*TASK GOAL*: Within the material below, find each line bearing the word "Month" and present it.
● ● ●
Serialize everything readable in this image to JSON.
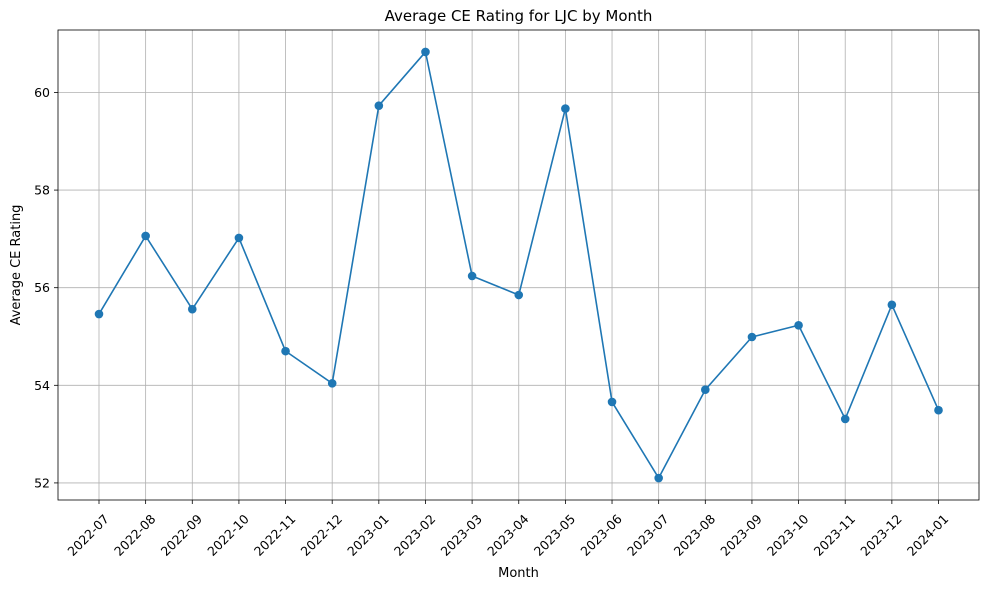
{
  "chart_data": {
    "type": "line",
    "title": "Average CE Rating for LJC by Month",
    "xlabel": "Month",
    "ylabel": "Average CE Rating",
    "categories": [
      "2022-07",
      "2022-08",
      "2022-09",
      "2022-10",
      "2022-11",
      "2022-12",
      "2023-01",
      "2023-02",
      "2023-03",
      "2023-04",
      "2023-05",
      "2023-06",
      "2023-07",
      "2023-08",
      "2023-09",
      "2023-10",
      "2023-11",
      "2023-12",
      "2024-01"
    ],
    "series": [
      {
        "values": [
          55.46,
          57.06,
          55.56,
          57.02,
          54.7,
          54.04,
          59.73,
          60.83,
          56.24,
          55.85,
          59.67,
          53.66,
          52.1,
          53.91,
          54.99,
          55.23,
          53.31,
          55.65,
          53.49
        ],
        "color": "#1f77b4",
        "marker": "circle"
      }
    ],
    "yticks": [
      52,
      54,
      56,
      58,
      60
    ],
    "ylim": [
      51.65,
      61.28
    ],
    "grid": true,
    "x_tick_rotation": 45
  }
}
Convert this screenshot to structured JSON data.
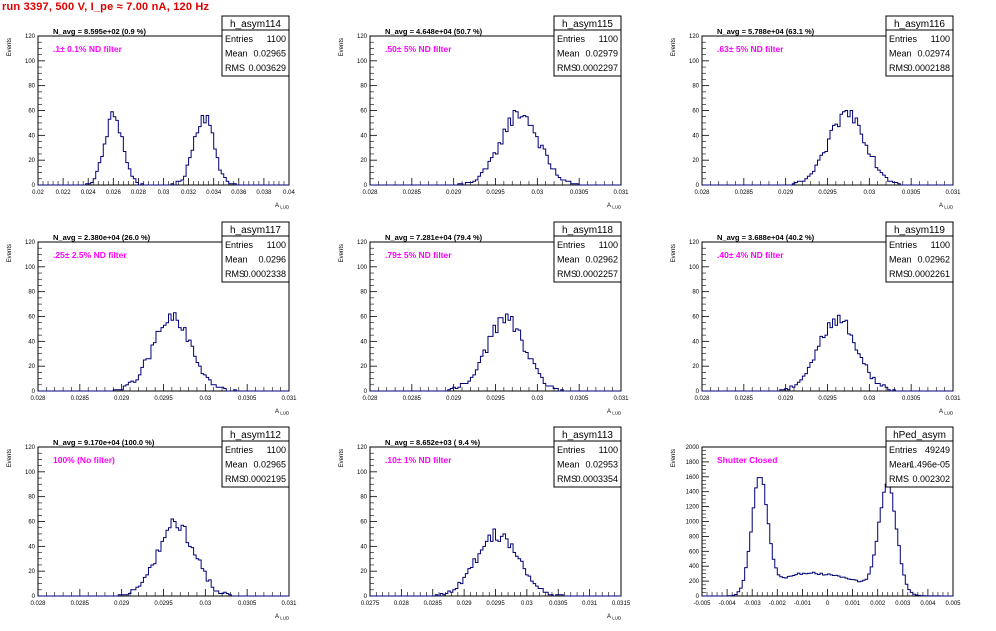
● ● ●
*COMPLETE ANSWER*:
    "title": "Average CE Rating for LJC by Month",
    "xlabel": "Month",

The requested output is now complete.